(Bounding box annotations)
● ● ● ● ●
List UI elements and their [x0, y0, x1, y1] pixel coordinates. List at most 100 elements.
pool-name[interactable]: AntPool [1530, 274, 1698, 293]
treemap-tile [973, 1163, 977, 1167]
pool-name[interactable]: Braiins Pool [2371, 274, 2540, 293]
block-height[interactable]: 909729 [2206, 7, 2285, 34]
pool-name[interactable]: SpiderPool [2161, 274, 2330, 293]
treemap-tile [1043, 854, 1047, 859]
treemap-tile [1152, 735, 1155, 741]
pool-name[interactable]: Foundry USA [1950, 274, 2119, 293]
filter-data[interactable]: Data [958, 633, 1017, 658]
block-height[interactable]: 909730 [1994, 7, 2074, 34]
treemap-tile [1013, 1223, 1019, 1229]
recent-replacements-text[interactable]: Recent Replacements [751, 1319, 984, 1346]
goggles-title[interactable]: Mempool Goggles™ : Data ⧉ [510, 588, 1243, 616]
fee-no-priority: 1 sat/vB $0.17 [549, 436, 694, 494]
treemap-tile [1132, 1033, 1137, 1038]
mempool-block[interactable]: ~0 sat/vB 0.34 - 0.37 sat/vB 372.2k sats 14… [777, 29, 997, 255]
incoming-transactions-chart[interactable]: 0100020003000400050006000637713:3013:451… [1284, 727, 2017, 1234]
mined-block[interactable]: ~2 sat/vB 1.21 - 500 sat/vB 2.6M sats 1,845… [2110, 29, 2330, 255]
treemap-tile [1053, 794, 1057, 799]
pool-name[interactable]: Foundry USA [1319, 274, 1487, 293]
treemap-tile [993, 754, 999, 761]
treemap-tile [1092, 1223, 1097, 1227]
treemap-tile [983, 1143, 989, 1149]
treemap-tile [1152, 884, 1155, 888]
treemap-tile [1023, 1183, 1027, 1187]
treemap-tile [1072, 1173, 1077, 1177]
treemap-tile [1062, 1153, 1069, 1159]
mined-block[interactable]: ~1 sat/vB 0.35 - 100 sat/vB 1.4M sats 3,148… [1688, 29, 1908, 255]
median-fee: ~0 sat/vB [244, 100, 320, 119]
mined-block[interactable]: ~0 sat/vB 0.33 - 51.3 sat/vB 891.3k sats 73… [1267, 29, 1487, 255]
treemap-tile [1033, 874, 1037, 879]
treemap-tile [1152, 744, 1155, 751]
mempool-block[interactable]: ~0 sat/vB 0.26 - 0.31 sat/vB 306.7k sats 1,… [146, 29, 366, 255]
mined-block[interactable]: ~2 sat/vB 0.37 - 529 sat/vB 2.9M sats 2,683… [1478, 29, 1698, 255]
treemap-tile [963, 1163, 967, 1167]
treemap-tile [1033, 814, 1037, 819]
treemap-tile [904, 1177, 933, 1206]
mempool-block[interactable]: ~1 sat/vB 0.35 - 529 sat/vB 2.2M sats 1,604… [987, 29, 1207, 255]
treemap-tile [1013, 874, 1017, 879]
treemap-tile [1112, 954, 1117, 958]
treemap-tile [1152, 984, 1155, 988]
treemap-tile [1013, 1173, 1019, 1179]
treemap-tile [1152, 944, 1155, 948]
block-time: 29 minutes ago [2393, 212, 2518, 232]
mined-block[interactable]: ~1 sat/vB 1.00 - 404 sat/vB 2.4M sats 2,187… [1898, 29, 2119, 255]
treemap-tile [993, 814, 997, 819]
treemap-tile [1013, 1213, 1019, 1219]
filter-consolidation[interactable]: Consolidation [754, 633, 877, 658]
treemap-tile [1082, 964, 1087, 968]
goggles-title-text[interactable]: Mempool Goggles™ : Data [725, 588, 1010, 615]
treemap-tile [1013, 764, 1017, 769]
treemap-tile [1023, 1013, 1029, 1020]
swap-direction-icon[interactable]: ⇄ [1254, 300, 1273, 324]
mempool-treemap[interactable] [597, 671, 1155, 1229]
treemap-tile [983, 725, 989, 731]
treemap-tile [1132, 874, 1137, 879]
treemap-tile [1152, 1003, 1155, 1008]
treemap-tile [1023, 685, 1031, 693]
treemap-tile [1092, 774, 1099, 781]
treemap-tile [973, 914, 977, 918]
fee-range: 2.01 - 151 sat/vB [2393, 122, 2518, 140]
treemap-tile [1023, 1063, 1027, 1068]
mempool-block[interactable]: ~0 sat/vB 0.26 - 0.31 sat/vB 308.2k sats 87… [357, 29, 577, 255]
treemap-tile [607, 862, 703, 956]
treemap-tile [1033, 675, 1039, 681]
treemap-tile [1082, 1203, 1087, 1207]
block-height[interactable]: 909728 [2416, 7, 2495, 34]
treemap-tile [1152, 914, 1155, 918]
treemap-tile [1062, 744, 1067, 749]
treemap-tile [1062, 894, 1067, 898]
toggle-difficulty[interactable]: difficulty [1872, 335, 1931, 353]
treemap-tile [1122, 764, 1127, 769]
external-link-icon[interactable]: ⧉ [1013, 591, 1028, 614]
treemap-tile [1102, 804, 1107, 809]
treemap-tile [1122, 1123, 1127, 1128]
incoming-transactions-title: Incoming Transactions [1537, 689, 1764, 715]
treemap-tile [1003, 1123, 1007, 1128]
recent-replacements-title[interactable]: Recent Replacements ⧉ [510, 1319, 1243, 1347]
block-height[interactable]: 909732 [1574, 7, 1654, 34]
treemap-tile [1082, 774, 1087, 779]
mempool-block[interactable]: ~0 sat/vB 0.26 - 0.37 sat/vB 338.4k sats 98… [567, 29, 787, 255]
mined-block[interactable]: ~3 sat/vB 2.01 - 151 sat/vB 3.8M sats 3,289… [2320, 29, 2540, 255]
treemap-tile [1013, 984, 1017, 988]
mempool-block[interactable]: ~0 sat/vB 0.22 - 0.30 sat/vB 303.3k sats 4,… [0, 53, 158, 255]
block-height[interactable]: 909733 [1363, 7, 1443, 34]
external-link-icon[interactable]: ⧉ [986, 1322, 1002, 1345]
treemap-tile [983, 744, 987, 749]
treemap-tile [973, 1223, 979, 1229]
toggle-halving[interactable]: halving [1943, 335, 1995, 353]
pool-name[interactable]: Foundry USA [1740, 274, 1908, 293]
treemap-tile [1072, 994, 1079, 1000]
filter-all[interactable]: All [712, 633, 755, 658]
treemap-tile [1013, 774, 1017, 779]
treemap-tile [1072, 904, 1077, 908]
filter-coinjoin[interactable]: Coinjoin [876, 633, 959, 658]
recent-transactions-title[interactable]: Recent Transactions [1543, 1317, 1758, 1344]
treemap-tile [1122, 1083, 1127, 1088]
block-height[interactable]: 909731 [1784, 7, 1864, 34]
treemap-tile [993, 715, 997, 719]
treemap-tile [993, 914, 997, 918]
● ● ● ● ●
EXERCISE REQUIREMENTS:
Copy every row above word for word, keeping each one in its original order.

TASK OUTPUT:
List UI elements and their [x0, y0, x1, y1] pixel coordinates. List at most 100 elements.
pool-name[interactable]: AntPool [1530, 274, 1698, 293]
treemap-tile [973, 1163, 977, 1167]
pool-name[interactable]: Braiins Pool [2371, 274, 2540, 293]
block-height[interactable]: 909729 [2206, 7, 2285, 34]
pool-name[interactable]: SpiderPool [2161, 274, 2330, 293]
treemap-tile [1043, 854, 1047, 859]
treemap-tile [1152, 735, 1155, 741]
pool-name[interactable]: Foundry USA [1950, 274, 2119, 293]
filter-data[interactable]: Data [958, 633, 1017, 658]
block-height[interactable]: 909730 [1994, 7, 2074, 34]
treemap-tile [1013, 1223, 1019, 1229]
recent-replacements-text[interactable]: Recent Replacements [751, 1319, 984, 1346]
goggles-title[interactable]: Mempool Goggles™ : Data ⧉ [510, 588, 1243, 616]
fee-no-priority: 1 sat/vB $0.17 [549, 436, 694, 494]
treemap-tile [1132, 1033, 1137, 1038]
mempool-block[interactable]: ~0 sat/vB 0.34 - 0.37 sat/vB 372.2k sats 14… [777, 29, 997, 255]
incoming-transactions-chart[interactable]: 0100020003000400050006000637713:3013:451… [1284, 727, 2017, 1234]
mined-block[interactable]: ~2 sat/vB 1.21 - 500 sat/vB 2.6M sats 1,845… [2110, 29, 2330, 255]
treemap-tile [1053, 794, 1057, 799]
pool-name[interactable]: Foundry USA [1319, 274, 1487, 293]
treemap-tile [993, 754, 999, 761]
treemap-tile [1092, 1223, 1097, 1227]
treemap-tile [983, 1143, 989, 1149]
treemap-tile [1152, 884, 1155, 888]
treemap-tile [1023, 1183, 1027, 1187]
treemap-tile [1072, 1173, 1077, 1177]
treemap-tile [1062, 1153, 1069, 1159]
mined-block[interactable]: ~1 sat/vB 0.35 - 100 sat/vB 1.4M sats 3,148… [1688, 29, 1908, 255]
median-fee: ~0 sat/vB [244, 100, 320, 119]
mined-block[interactable]: ~0 sat/vB 0.33 - 51.3 sat/vB 891.3k sats 73… [1267, 29, 1487, 255]
treemap-tile [1033, 874, 1037, 879]
treemap-tile [1152, 744, 1155, 751]
mempool-block[interactable]: ~0 sat/vB 0.26 - 0.31 sat/vB 306.7k sats 1,… [146, 29, 366, 255]
mined-block[interactable]: ~2 sat/vB 0.37 - 529 sat/vB 2.9M sats 2,683… [1478, 29, 1698, 255]
treemap-tile [963, 1163, 967, 1167]
treemap-tile [1033, 814, 1037, 819]
treemap-tile [904, 1177, 933, 1206]
mempool-block[interactable]: ~1 sat/vB 0.35 - 529 sat/vB 2.2M sats 1,604… [987, 29, 1207, 255]
treemap-tile [1013, 874, 1017, 879]
treemap-tile [1112, 954, 1117, 958]
treemap-tile [1152, 984, 1155, 988]
treemap-tile [1013, 1173, 1019, 1179]
treemap-tile [1152, 944, 1155, 948]
block-time: 29 minutes ago [2393, 212, 2518, 232]
mined-block[interactable]: ~1 sat/vB 1.00 - 404 sat/vB 2.4M sats 2,187… [1898, 29, 2119, 255]
treemap-tile [993, 814, 997, 819]
treemap-tile [1013, 1213, 1019, 1219]
filter-consolidation[interactable]: Consolidation [754, 633, 877, 658]
treemap-tile [1082, 964, 1087, 968]
goggles-title-text[interactable]: Mempool Goggles™ : Data [725, 588, 1010, 615]
treemap-tile [1013, 764, 1017, 769]
treemap-tile [1023, 1013, 1029, 1020]
swap-direction-icon[interactable]: ⇄ [1254, 300, 1273, 324]
mempool-treemap[interactable] [597, 671, 1155, 1229]
treemap-tile [983, 725, 989, 731]
treemap-tile [1132, 874, 1137, 879]
treemap-tile [1152, 1003, 1155, 1008]
treemap-tile [1023, 685, 1031, 693]
treemap-tile [1092, 774, 1099, 781]
treemap-tile [973, 914, 977, 918]
fee-range: 2.01 - 151 sat/vB [2393, 122, 2518, 140]
treemap-tile [1023, 1063, 1027, 1068]
mempool-block[interactable]: ~0 sat/vB 0.26 - 0.31 sat/vB 308.2k sats 87… [357, 29, 577, 255]
treemap-tile [607, 862, 703, 956]
treemap-tile [1033, 675, 1039, 681]
treemap-tile [1082, 1203, 1087, 1207]
block-height[interactable]: 909728 [2416, 7, 2495, 34]
treemap-tile [1152, 914, 1155, 918]
treemap-tile [1062, 744, 1067, 749]
treemap-tile [1062, 894, 1067, 898]
toggle-difficulty[interactable]: difficulty [1872, 335, 1931, 353]
treemap-tile [1122, 764, 1127, 769]
external-link-icon[interactable]: ⧉ [1013, 591, 1028, 614]
treemap-tile [1102, 804, 1107, 809]
treemap-tile [1122, 1123, 1127, 1128]
incoming-transactions-title: Incoming Transactions [1537, 689, 1764, 715]
treemap-tile [1003, 1123, 1007, 1128]
recent-replacements-title[interactable]: Recent Replacements ⧉ [510, 1319, 1243, 1347]
block-height[interactable]: 909732 [1574, 7, 1654, 34]
treemap-tile [1082, 774, 1087, 779]
mempool-block[interactable]: ~0 sat/vB 0.26 - 0.37 sat/vB 338.4k sats 98… [567, 29, 787, 255]
mined-block[interactable]: ~3 sat/vB 2.01 - 151 sat/vB 3.8M sats 3,289… [2320, 29, 2540, 255]
treemap-tile [1013, 984, 1017, 988]
mempool-block[interactable]: ~0 sat/vB 0.22 - 0.30 sat/vB 303.3k sats 4,… [0, 53, 158, 255]
block-height[interactable]: 909733 [1363, 7, 1443, 34]
external-link-icon[interactable]: ⧉ [986, 1322, 1002, 1345]
treemap-tile [983, 744, 987, 749]
treemap-tile [973, 1223, 979, 1229]
toggle-halving[interactable]: halving [1943, 335, 1995, 353]
pool-name[interactable]: Foundry USA [1740, 274, 1908, 293]
treemap-tile [1072, 994, 1079, 1000]
filter-all[interactable]: All [712, 633, 755, 658]
treemap-tile [1013, 774, 1017, 779]
treemap-tile [1072, 904, 1077, 908]
filter-coinjoin[interactable]: Coinjoin [876, 633, 959, 658]
recent-transactions-title[interactable]: Recent Transactions [1543, 1317, 1758, 1344]
treemap-tile [1122, 1083, 1127, 1088]
block-height[interactable]: 909731 [1784, 7, 1864, 34]
treemap-tile [993, 715, 997, 719]
treemap-tile [993, 914, 997, 918]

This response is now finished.